TO DO ▸
Output an exact reproduction of the data.

Rows from a figure dataset ▸
◆ ◆ ◆ ◆ ◆ ◆ ◆

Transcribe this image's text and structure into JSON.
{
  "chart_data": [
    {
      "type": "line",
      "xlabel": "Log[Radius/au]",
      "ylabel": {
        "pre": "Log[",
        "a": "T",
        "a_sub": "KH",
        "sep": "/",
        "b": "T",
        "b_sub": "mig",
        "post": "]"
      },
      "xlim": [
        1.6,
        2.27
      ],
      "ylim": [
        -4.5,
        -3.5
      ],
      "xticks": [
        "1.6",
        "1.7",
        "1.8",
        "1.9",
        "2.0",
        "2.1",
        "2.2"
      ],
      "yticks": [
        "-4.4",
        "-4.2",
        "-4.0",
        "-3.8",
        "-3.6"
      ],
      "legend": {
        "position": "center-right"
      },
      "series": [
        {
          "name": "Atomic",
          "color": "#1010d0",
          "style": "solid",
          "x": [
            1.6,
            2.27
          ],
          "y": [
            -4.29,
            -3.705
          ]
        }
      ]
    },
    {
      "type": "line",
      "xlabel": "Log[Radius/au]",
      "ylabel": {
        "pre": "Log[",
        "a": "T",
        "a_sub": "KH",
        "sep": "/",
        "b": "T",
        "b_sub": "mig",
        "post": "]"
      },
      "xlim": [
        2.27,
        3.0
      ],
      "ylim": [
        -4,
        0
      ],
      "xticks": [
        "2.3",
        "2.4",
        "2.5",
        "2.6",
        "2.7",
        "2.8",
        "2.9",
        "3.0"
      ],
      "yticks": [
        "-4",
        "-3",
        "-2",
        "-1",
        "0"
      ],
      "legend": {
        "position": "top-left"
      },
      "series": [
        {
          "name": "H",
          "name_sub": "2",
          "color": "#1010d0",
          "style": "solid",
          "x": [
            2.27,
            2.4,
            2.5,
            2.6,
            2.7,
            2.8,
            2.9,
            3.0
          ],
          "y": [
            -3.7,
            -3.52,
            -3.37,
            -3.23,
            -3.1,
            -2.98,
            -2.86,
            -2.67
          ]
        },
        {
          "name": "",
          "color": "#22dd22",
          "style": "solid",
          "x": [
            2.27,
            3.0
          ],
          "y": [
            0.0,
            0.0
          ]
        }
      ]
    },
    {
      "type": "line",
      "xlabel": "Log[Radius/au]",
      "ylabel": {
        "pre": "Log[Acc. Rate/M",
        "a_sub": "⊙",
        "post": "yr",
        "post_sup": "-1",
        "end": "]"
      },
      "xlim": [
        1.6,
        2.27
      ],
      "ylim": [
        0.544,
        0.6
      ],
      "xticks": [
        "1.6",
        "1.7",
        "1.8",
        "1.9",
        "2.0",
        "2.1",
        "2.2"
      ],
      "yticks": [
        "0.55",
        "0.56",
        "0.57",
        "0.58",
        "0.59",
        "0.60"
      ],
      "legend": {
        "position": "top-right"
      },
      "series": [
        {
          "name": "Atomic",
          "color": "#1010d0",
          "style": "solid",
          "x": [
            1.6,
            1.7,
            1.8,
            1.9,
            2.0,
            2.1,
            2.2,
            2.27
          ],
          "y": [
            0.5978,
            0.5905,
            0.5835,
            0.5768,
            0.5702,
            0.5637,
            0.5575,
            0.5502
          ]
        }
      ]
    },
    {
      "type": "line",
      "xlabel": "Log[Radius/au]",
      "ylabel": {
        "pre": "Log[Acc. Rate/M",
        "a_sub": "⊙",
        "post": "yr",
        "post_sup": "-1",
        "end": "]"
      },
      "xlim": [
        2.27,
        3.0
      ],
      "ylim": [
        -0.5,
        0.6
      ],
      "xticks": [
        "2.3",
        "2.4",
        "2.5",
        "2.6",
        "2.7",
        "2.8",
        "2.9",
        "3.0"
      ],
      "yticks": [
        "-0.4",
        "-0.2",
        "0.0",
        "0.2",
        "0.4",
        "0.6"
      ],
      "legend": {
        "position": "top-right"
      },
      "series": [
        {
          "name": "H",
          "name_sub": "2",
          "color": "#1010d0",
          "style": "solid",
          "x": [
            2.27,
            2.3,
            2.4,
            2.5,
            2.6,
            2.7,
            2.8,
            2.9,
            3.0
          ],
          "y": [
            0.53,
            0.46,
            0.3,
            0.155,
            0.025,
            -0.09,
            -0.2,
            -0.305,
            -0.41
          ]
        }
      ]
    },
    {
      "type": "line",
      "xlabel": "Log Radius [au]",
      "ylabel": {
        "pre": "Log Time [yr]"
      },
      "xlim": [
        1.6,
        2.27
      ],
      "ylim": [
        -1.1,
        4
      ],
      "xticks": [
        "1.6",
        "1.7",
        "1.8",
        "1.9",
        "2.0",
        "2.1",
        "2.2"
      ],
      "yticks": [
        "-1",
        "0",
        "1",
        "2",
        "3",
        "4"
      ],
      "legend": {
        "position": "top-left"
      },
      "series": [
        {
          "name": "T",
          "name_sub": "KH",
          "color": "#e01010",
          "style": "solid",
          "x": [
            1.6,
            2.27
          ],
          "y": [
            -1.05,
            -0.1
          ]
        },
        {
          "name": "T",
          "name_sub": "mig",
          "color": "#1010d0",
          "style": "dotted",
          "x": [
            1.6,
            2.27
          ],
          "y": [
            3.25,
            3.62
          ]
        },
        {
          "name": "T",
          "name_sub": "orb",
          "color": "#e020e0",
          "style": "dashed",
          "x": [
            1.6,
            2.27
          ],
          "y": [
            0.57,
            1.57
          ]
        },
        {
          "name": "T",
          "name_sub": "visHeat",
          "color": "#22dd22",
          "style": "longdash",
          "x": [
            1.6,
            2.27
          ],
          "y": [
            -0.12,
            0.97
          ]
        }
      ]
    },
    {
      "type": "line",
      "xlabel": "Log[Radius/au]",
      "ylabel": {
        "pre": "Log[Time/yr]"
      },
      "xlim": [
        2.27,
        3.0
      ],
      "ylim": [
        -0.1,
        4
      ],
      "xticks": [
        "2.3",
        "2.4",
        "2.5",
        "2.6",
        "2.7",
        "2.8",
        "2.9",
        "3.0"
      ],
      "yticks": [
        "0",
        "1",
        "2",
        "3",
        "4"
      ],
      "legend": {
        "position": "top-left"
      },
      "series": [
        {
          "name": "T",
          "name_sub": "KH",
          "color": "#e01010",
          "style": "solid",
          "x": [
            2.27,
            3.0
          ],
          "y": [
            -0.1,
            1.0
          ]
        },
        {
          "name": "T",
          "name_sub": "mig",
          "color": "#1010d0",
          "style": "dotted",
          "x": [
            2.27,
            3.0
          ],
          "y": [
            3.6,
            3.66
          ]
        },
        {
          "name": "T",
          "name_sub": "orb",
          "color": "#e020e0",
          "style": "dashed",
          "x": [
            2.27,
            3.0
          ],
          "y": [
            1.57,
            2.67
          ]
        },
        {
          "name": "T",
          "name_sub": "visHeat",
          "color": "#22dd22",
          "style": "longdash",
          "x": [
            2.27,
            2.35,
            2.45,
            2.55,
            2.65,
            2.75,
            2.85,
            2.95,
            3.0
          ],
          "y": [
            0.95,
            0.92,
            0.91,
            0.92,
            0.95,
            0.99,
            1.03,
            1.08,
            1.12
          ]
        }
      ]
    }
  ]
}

◆ ◆ ◆ ◆ ◆ ◆ ◆

FULL ANSWER ▸
Transcribe this image's text and structure into JSON.
{
  "chart_data": [
    {
      "type": "line",
      "xlabel": "Log[Radius/au]",
      "ylabel": {
        "pre": "Log[",
        "a": "T",
        "a_sub": "KH",
        "sep": "/",
        "b": "T",
        "b_sub": "mig",
        "post": "]"
      },
      "xlim": [
        1.6,
        2.27
      ],
      "ylim": [
        -4.5,
        -3.5
      ],
      "xticks": [
        "1.6",
        "1.7",
        "1.8",
        "1.9",
        "2.0",
        "2.1",
        "2.2"
      ],
      "yticks": [
        "-4.4",
        "-4.2",
        "-4.0",
        "-3.8",
        "-3.6"
      ],
      "legend": {
        "position": "center-right"
      },
      "series": [
        {
          "name": "Atomic",
          "color": "#1010d0",
          "style": "solid",
          "x": [
            1.6,
            2.27
          ],
          "y": [
            -4.29,
            -3.705
          ]
        }
      ]
    },
    {
      "type": "line",
      "xlabel": "Log[Radius/au]",
      "ylabel": {
        "pre": "Log[",
        "a": "T",
        "a_sub": "KH",
        "sep": "/",
        "b": "T",
        "b_sub": "mig",
        "post": "]"
      },
      "xlim": [
        2.27,
        3.0
      ],
      "ylim": [
        -4,
        0
      ],
      "xticks": [
        "2.3",
        "2.4",
        "2.5",
        "2.6",
        "2.7",
        "2.8",
        "2.9",
        "3.0"
      ],
      "yticks": [
        "-4",
        "-3",
        "-2",
        "-1",
        "0"
      ],
      "legend": {
        "position": "top-left"
      },
      "series": [
        {
          "name": "H",
          "name_sub": "2",
          "color": "#1010d0",
          "style": "solid",
          "x": [
            2.27,
            2.4,
            2.5,
            2.6,
            2.7,
            2.8,
            2.9,
            3.0
          ],
          "y": [
            -3.7,
            -3.52,
            -3.37,
            -3.23,
            -3.1,
            -2.98,
            -2.86,
            -2.67
          ]
        },
        {
          "name": "",
          "color": "#22dd22",
          "style": "solid",
          "x": [
            2.27,
            3.0
          ],
          "y": [
            0.0,
            0.0
          ]
        }
      ]
    },
    {
      "type": "line",
      "xlabel": "Log[Radius/au]",
      "ylabel": {
        "pre": "Log[Acc. Rate/M",
        "a_sub": "⊙",
        "post": "yr",
        "post_sup": "-1",
        "end": "]"
      },
      "xlim": [
        1.6,
        2.27
      ],
      "ylim": [
        0.544,
        0.6
      ],
      "xticks": [
        "1.6",
        "1.7",
        "1.8",
        "1.9",
        "2.0",
        "2.1",
        "2.2"
      ],
      "yticks": [
        "0.55",
        "0.56",
        "0.57",
        "0.58",
        "0.59",
        "0.60"
      ],
      "legend": {
        "position": "top-right"
      },
      "series": [
        {
          "name": "Atomic",
          "color": "#1010d0",
          "style": "solid",
          "x": [
            1.6,
            1.7,
            1.8,
            1.9,
            2.0,
            2.1,
            2.2,
            2.27
          ],
          "y": [
            0.5978,
            0.5905,
            0.5835,
            0.5768,
            0.5702,
            0.5637,
            0.5575,
            0.5502
          ]
        }
      ]
    },
    {
      "type": "line",
      "xlabel": "Log[Radius/au]",
      "ylabel": {
        "pre": "Log[Acc. Rate/M",
        "a_sub": "⊙",
        "post": "yr",
        "post_sup": "-1",
        "end": "]"
      },
      "xlim": [
        2.27,
        3.0
      ],
      "ylim": [
        -0.5,
        0.6
      ],
      "xticks": [
        "2.3",
        "2.4",
        "2.5",
        "2.6",
        "2.7",
        "2.8",
        "2.9",
        "3.0"
      ],
      "yticks": [
        "-0.4",
        "-0.2",
        "0.0",
        "0.2",
        "0.4",
        "0.6"
      ],
      "legend": {
        "position": "top-right"
      },
      "series": [
        {
          "name": "H",
          "name_sub": "2",
          "color": "#1010d0",
          "style": "solid",
          "x": [
            2.27,
            2.3,
            2.4,
            2.5,
            2.6,
            2.7,
            2.8,
            2.9,
            3.0
          ],
          "y": [
            0.53,
            0.46,
            0.3,
            0.155,
            0.025,
            -0.09,
            -0.2,
            -0.305,
            -0.41
          ]
        }
      ]
    },
    {
      "type": "line",
      "xlabel": "Log Radius [au]",
      "ylabel": {
        "pre": "Log Time [yr]"
      },
      "xlim": [
        1.6,
        2.27
      ],
      "ylim": [
        -1.1,
        4
      ],
      "xticks": [
        "1.6",
        "1.7",
        "1.8",
        "1.9",
        "2.0",
        "2.1",
        "2.2"
      ],
      "yticks": [
        "-1",
        "0",
        "1",
        "2",
        "3",
        "4"
      ],
      "legend": {
        "position": "top-left"
      },
      "series": [
        {
          "name": "T",
          "name_sub": "KH",
          "color": "#e01010",
          "style": "solid",
          "x": [
            1.6,
            2.27
          ],
          "y": [
            -1.05,
            -0.1
          ]
        },
        {
          "name": "T",
          "name_sub": "mig",
          "color": "#1010d0",
          "style": "dotted",
          "x": [
            1.6,
            2.27
          ],
          "y": [
            3.25,
            3.62
          ]
        },
        {
          "name": "T",
          "name_sub": "orb",
          "color": "#e020e0",
          "style": "dashed",
          "x": [
            1.6,
            2.27
          ],
          "y": [
            0.57,
            1.57
          ]
        },
        {
          "name": "T",
          "name_sub": "visHeat",
          "color": "#22dd22",
          "style": "longdash",
          "x": [
            1.6,
            2.27
          ],
          "y": [
            -0.12,
            0.97
          ]
        }
      ]
    },
    {
      "type": "line",
      "xlabel": "Log[Radius/au]",
      "ylabel": {
        "pre": "Log[Time/yr]"
      },
      "xlim": [
        2.27,
        3.0
      ],
      "ylim": [
        -0.1,
        4
      ],
      "xticks": [
        "2.3",
        "2.4",
        "2.5",
        "2.6",
        "2.7",
        "2.8",
        "2.9",
        "3.0"
      ],
      "yticks": [
        "0",
        "1",
        "2",
        "3",
        "4"
      ],
      "legend": {
        "position": "top-left"
      },
      "series": [
        {
          "name": "T",
          "name_sub": "KH",
          "color": "#e01010",
          "style": "solid",
          "x": [
            2.27,
            3.0
          ],
          "y": [
            -0.1,
            1.0
          ]
        },
        {
          "name": "T",
          "name_sub": "mig",
          "color": "#1010d0",
          "style": "dotted",
          "x": [
            2.27,
            3.0
          ],
          "y": [
            3.6,
            3.66
          ]
        },
        {
          "name": "T",
          "name_sub": "orb",
          "color": "#e020e0",
          "style": "dashed",
          "x": [
            2.27,
            3.0
          ],
          "y": [
            1.57,
            2.67
          ]
        },
        {
          "name": "T",
          "name_sub": "visHeat",
          "color": "#22dd22",
          "style": "longdash",
          "x": [
            2.27,
            2.35,
            2.45,
            2.55,
            2.65,
            2.75,
            2.85,
            2.95,
            3.0
          ],
          "y": [
            0.95,
            0.92,
            0.91,
            0.92,
            0.95,
            0.99,
            1.03,
            1.08,
            1.12
          ]
        }
      ]
    }
  ]
}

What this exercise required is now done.